----- Given entries
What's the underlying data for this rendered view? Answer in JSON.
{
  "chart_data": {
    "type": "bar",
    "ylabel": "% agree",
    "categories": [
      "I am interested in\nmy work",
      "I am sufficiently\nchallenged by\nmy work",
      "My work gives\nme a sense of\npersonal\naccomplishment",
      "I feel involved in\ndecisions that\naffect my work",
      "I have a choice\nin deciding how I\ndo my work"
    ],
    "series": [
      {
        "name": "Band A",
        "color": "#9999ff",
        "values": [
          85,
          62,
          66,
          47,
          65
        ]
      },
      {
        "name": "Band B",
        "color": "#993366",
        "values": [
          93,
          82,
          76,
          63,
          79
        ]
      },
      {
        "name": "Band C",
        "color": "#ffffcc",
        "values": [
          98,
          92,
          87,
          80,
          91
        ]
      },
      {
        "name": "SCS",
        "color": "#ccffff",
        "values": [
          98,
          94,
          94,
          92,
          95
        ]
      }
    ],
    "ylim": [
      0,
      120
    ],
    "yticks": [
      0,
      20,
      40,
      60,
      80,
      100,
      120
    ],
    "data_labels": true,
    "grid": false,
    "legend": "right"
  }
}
----------
From the preceding material, extract every line exactly.

What's the underlying data for this rendered view? Answer in JSON.
{
  "chart_data": {
    "type": "bar",
    "ylabel": "% agree",
    "categories": [
      "I am interested in\nmy work",
      "I am sufficiently\nchallenged by\nmy work",
      "My work gives\nme a sense of\npersonal\naccomplishment",
      "I feel involved in\ndecisions that\naffect my work",
      "I have a choice\nin deciding how I\ndo my work"
    ],
    "series": [
      {
        "name": "Band A",
        "color": "#9999ff",
        "values": [
          85,
          62,
          66,
          47,
          65
        ]
      },
      {
        "name": "Band B",
        "color": "#993366",
        "values": [
          93,
          82,
          76,
          63,
          79
        ]
      },
      {
        "name": "Band C",
        "color": "#ffffcc",
        "values": [
          98,
          92,
          87,
          80,
          91
        ]
      },
      {
        "name": "SCS",
        "color": "#ccffff",
        "values": [
          98,
          94,
          94,
          92,
          95
        ]
      }
    ],
    "ylim": [
      0,
      120
    ],
    "yticks": [
      0,
      20,
      40,
      60,
      80,
      100,
      120
    ],
    "data_labels": true,
    "grid": false,
    "legend": "right"
  }
}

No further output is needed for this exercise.